§ WHAT NEEDS TO BE DONE
Go line by line through the listing below and copy those that hold "noch".

§ MATERIAL FOR THIS EXERCISE
━━━━━━━━━━━━━━━━

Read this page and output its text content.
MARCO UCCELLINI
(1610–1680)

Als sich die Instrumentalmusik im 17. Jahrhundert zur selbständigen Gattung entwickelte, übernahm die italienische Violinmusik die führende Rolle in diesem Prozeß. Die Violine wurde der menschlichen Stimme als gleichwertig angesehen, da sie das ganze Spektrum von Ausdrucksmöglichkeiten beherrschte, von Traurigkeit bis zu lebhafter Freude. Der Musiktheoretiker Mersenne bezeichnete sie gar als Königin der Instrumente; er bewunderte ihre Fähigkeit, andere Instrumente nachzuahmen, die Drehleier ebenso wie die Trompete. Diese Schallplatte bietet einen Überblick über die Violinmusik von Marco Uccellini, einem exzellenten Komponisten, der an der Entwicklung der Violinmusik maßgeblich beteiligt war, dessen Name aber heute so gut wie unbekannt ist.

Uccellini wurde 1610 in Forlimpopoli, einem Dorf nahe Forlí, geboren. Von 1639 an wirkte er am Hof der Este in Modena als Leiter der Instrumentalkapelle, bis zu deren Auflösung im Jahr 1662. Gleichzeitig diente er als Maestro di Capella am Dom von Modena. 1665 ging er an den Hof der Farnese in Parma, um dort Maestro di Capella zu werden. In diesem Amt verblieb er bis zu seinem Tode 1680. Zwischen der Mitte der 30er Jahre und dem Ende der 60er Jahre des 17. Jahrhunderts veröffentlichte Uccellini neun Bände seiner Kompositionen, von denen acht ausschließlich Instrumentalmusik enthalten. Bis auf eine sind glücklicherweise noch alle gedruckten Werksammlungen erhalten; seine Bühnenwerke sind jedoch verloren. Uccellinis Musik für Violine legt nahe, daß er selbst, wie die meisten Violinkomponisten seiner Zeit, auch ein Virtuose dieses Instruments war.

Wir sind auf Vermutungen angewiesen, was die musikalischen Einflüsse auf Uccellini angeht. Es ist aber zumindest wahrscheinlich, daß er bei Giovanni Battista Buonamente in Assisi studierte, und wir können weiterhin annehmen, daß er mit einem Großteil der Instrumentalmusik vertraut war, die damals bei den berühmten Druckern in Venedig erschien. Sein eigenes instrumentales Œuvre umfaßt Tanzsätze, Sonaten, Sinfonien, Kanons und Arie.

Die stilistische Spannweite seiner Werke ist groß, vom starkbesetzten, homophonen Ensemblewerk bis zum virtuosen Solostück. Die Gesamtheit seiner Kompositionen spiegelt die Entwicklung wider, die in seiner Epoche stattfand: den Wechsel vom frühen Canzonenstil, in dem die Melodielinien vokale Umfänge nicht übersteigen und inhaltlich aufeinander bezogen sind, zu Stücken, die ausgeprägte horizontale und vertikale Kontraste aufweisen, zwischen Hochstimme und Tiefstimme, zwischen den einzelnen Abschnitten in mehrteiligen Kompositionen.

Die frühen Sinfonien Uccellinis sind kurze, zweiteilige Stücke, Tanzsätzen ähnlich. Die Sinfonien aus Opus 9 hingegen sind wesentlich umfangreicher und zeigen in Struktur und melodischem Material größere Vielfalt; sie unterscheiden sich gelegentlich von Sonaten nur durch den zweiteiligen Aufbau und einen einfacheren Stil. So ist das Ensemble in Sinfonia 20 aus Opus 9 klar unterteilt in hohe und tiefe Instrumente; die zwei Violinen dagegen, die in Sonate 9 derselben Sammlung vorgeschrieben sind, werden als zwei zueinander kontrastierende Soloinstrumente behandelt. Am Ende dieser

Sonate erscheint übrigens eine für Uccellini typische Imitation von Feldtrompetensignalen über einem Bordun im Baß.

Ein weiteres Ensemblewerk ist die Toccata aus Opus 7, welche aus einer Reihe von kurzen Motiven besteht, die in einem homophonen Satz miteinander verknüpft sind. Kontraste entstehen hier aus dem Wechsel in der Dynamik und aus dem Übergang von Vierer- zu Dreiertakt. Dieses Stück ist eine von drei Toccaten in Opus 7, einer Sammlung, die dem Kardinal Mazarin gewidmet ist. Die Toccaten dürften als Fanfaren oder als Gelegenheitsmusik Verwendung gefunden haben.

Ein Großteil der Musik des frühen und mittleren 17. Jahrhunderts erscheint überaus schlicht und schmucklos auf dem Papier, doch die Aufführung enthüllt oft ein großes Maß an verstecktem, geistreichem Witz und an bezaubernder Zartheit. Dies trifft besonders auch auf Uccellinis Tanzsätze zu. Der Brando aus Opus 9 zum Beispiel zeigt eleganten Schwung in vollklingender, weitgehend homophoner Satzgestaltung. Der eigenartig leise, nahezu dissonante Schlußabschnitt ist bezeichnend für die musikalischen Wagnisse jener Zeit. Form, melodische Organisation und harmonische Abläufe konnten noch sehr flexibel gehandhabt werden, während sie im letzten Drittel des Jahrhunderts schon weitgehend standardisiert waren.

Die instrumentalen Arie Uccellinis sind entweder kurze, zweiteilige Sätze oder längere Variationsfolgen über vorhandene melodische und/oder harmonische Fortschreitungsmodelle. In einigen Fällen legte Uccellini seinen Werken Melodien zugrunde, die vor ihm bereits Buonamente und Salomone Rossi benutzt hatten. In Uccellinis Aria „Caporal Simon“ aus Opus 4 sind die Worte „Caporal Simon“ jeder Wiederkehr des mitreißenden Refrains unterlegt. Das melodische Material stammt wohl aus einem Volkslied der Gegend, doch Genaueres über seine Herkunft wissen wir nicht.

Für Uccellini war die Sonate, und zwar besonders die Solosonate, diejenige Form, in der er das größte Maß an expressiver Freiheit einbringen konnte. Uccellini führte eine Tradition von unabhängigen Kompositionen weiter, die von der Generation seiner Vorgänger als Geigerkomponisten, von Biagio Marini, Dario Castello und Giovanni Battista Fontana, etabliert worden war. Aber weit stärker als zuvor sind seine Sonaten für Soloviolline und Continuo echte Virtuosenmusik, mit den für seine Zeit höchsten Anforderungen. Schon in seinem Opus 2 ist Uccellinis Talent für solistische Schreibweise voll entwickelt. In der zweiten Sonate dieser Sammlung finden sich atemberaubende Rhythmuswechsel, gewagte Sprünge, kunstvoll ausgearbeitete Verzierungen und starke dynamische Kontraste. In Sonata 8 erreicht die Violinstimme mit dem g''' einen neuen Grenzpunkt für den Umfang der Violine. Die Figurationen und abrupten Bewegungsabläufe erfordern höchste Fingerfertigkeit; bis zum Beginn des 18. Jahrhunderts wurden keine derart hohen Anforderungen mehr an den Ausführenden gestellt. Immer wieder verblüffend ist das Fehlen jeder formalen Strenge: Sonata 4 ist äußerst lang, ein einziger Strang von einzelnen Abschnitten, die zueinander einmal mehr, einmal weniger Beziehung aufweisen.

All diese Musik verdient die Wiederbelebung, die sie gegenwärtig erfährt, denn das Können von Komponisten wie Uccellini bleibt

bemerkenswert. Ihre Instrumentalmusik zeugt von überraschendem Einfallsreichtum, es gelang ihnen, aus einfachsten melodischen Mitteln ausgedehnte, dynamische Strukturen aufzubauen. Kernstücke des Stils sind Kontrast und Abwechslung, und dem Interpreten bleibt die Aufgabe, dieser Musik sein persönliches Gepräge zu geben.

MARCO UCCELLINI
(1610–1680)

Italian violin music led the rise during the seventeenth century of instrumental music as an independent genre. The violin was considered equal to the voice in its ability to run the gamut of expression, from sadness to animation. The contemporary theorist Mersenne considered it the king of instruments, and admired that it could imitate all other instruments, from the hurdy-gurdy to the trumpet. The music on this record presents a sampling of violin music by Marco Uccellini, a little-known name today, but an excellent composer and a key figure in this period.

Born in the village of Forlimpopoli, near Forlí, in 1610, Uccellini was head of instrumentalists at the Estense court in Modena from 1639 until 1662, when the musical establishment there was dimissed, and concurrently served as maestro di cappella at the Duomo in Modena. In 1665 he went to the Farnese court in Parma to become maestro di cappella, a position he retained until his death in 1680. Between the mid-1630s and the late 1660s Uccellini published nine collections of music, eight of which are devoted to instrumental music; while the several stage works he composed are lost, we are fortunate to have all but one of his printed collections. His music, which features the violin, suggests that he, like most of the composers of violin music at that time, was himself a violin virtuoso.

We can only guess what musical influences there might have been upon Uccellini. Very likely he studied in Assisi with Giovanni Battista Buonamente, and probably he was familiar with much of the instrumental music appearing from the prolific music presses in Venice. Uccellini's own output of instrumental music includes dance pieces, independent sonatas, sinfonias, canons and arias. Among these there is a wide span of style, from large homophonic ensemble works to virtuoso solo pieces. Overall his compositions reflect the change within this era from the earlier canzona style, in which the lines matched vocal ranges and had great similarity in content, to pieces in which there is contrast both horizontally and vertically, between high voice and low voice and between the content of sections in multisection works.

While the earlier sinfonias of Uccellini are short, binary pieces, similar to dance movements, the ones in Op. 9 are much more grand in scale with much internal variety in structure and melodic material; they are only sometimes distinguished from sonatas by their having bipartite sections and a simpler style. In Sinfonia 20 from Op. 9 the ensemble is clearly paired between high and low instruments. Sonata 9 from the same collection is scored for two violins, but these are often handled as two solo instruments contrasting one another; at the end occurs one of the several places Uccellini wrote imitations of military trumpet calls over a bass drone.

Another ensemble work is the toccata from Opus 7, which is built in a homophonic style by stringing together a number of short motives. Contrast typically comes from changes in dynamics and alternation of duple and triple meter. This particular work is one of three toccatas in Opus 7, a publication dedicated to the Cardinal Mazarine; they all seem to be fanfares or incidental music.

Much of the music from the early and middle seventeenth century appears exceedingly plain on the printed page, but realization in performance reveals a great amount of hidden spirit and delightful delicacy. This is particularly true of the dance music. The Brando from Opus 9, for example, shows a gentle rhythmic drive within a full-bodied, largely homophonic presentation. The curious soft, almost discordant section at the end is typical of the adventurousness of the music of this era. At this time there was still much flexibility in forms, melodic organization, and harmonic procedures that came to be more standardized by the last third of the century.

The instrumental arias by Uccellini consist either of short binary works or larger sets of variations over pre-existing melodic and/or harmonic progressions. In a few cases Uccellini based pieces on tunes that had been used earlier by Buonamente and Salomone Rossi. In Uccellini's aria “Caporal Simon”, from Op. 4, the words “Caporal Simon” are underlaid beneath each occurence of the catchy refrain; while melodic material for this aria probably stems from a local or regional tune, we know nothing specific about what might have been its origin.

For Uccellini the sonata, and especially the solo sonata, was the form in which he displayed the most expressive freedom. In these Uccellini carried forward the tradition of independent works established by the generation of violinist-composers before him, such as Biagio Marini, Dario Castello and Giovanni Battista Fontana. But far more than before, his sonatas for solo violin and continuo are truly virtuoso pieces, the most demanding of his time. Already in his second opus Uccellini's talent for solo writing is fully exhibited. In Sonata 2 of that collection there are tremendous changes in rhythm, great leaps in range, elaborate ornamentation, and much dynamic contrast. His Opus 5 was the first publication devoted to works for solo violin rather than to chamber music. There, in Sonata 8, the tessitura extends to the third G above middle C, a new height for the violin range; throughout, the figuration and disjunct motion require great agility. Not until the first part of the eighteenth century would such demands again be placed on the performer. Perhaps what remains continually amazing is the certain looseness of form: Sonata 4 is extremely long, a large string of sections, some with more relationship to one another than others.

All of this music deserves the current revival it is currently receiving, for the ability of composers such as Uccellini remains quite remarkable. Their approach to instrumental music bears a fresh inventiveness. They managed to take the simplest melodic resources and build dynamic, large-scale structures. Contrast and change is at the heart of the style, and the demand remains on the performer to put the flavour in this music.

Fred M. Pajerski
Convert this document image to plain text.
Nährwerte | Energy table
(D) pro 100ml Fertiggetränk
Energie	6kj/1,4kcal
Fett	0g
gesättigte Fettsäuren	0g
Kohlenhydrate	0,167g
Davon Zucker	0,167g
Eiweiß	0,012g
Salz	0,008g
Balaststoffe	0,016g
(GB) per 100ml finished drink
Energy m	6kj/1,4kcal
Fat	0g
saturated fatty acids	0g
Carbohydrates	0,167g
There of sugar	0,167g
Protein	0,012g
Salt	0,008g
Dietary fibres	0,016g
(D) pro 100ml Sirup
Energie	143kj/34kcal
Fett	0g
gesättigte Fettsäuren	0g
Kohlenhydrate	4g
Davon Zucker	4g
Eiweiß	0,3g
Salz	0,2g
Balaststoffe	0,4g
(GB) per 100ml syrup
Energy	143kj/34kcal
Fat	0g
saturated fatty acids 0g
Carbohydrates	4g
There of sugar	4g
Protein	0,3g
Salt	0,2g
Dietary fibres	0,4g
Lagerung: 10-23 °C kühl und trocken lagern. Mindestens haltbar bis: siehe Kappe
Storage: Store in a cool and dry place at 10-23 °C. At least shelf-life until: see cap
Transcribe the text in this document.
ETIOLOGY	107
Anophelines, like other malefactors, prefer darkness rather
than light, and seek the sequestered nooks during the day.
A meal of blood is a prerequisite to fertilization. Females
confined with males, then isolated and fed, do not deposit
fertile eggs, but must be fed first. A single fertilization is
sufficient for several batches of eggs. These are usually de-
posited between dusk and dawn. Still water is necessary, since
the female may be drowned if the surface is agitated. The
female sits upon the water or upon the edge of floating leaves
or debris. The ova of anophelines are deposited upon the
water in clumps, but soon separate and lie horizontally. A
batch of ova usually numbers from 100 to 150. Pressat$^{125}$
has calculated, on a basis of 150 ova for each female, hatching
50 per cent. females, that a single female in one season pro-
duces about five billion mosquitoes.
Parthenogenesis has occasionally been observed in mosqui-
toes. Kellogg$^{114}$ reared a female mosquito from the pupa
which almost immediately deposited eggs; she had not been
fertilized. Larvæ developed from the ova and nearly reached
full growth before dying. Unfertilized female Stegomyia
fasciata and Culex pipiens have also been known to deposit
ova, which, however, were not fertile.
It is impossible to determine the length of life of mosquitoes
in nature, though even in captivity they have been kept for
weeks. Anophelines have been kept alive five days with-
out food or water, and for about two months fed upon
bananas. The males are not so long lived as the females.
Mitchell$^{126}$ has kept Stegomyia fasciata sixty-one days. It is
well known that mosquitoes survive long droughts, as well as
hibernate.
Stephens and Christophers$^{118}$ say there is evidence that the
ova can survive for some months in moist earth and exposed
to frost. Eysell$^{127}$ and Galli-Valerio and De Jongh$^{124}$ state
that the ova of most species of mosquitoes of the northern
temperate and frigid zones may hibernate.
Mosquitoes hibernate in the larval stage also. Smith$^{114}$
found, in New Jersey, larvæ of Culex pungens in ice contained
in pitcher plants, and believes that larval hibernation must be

━━━━━━━━━━━━━━━━

§ EXERCISE ANSWER
Uccellini wurde 1610 in Forlimpopoli, einem Dorf nahe Forlí, geboren. Von 1639 an wirkte er am Hof der Este in Modena als Leiter der Instrumentalkapelle, bis zu deren Auflösung im Jahr 1662. Gleichzeitig diente er als Maestro di Capella am Dom von Modena. 1665 ging er an den Hof der Farnese in Parma, um dort Maestro di Capella zu werden. In diesem Amt verblieb er bis zu seinem Tode 1680. Zwischen der Mitte der 30er Jahre und dem Ende der 60er Jahre des 17. Jahrhunderts veröffentlichte Uccellini neun Bände seiner Kompositionen, von denen acht ausschließlich Instrumentalmusik enthalten. Bis auf eine sind glücklicherweise noch alle gedruckten Werksammlungen erhalten; seine Bühnenwerke sind jedoch verloren. Uccellinis Musik für Violine legt nahe, daß er selbst, wie die meisten Violinkomponisten seiner Zeit, auch ein Virtuose dieses Instruments war.
Ein Großteil der Musik des frühen und mittleren 17. Jahrhunderts erscheint überaus schlicht und schmucklos auf dem Papier, doch die Aufführung enthüllt oft ein großes Maß an verstecktem, geistreichem Witz und an bezaubernder Zartheit. Dies trifft besonders auch auf Uccellinis Tanzsätze zu. Der Brando aus Opus 9 zum Beispiel zeigt eleganten Schwung in vollklingender, weitgehend homophoner Satzgestaltung. Der eigenartig leise, nahezu dissonante Schlußabschnitt ist bezeichnend für die musikalischen Wagnisse jener Zeit. Form, melodische Organisation und harmonische Abläufe konnten noch sehr flexibel gehandhabt werden, während sie im letzten Drittel des Jahrhunderts schon weitgehend standardisiert waren.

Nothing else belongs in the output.